Send back the entries below exactly as they appear.

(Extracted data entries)
########################################
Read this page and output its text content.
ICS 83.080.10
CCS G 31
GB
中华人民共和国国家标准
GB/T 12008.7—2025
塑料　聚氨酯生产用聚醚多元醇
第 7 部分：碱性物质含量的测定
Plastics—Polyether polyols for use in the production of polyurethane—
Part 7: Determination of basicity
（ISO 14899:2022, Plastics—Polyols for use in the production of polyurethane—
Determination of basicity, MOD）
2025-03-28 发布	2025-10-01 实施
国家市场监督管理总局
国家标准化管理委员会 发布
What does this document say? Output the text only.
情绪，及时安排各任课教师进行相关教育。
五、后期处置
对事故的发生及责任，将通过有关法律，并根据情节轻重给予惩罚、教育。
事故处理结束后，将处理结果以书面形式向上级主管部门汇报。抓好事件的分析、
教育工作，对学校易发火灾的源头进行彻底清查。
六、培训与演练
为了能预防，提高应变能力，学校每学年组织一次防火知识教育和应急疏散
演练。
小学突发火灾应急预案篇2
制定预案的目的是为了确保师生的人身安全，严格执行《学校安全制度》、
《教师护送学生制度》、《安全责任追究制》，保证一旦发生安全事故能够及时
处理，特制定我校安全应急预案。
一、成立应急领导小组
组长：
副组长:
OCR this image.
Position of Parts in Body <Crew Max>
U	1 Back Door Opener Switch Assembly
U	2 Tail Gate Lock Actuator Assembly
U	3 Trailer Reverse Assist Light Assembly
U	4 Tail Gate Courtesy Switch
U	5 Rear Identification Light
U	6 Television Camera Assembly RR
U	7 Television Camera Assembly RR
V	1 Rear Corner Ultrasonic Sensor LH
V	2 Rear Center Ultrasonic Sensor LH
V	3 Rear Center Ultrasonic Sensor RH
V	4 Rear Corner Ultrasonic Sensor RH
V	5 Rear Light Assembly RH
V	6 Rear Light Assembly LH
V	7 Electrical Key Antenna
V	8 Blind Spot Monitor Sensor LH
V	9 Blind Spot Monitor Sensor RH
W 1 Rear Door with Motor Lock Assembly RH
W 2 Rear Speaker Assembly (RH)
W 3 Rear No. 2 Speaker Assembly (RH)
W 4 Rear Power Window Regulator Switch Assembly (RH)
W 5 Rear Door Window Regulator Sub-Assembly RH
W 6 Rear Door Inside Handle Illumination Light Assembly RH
########################################
• **TASK RESULT**
Read this page and output its text content.
ICS 83.080.10
CCS G 31
GB
中华人民共和国国家标准
GB/T 12008.7—2025
塑料　聚氨酯生产用聚醚多元醇
第 7 部分：碱性物质含量的测定
Plastics—Polyether polyols for use in the production of polyurethane—
Part 7: Determination of basicity
（ISO 14899:2022, Plastics—Polyols for use in the production of polyurethane—
Determination of basicity, MOD）
2025-03-28 发布	2025-10-01 实施
国家市场监督管理总局
国家标准化管理委员会 发布
What does this document say? Output the text only.
情绪，及时安排各任课教师进行相关教育。
五、后期处置
对事故的发生及责任，将通过有关法律，并根据情节轻重给予惩罚、教育。
事故处理结束后，将处理结果以书面形式向上级主管部门汇报。抓好事件的分析、
教育工作，对学校易发火灾的源头进行彻底清查。
六、培训与演练
为了能预防，提高应变能力，学校每学年组织一次防火知识教育和应急疏散
演练。
小学突发火灾应急预案篇2
制定预案的目的是为了确保师生的人身安全，严格执行《学校安全制度》、
《教师护送学生制度》、《安全责任追究制》，保证一旦发生安全事故能够及时
处理，特制定我校安全应急预案。
一、成立应急领导小组
组长：
副组长:
OCR this image.
Position of Parts in Body <Crew Max>
U	1 Back Door Opener Switch Assembly
U	2 Tail Gate Lock Actuator Assembly
U	3 Trailer Reverse Assist Light Assembly
U	4 Tail Gate Courtesy Switch
U	5 Rear Identification Light
U	6 Television Camera Assembly RR
U	7 Television Camera Assembly RR
V	1 Rear Corner Ultrasonic Sensor LH
V	2 Rear Center Ultrasonic Sensor LH
V	3 Rear Center Ultrasonic Sensor RH
V	4 Rear Corner Ultrasonic Sensor RH
V	5 Rear Light Assembly RH
V	6 Rear Light Assembly LH
V	7 Electrical Key Antenna
V	8 Blind Spot Monitor Sensor LH
V	9 Blind Spot Monitor Sensor RH
W 1 Rear Door with Motor Lock Assembly RH
W 2 Rear Speaker Assembly (RH)
W 3 Rear No. 2 Speaker Assembly (RH)
W 4 Rear Power Window Regulator Switch Assembly (RH)
W 5 Rear Door Window Regulator Sub-Assembly RH
W 6 Rear Door Inside Handle Illumination Light Assembly RH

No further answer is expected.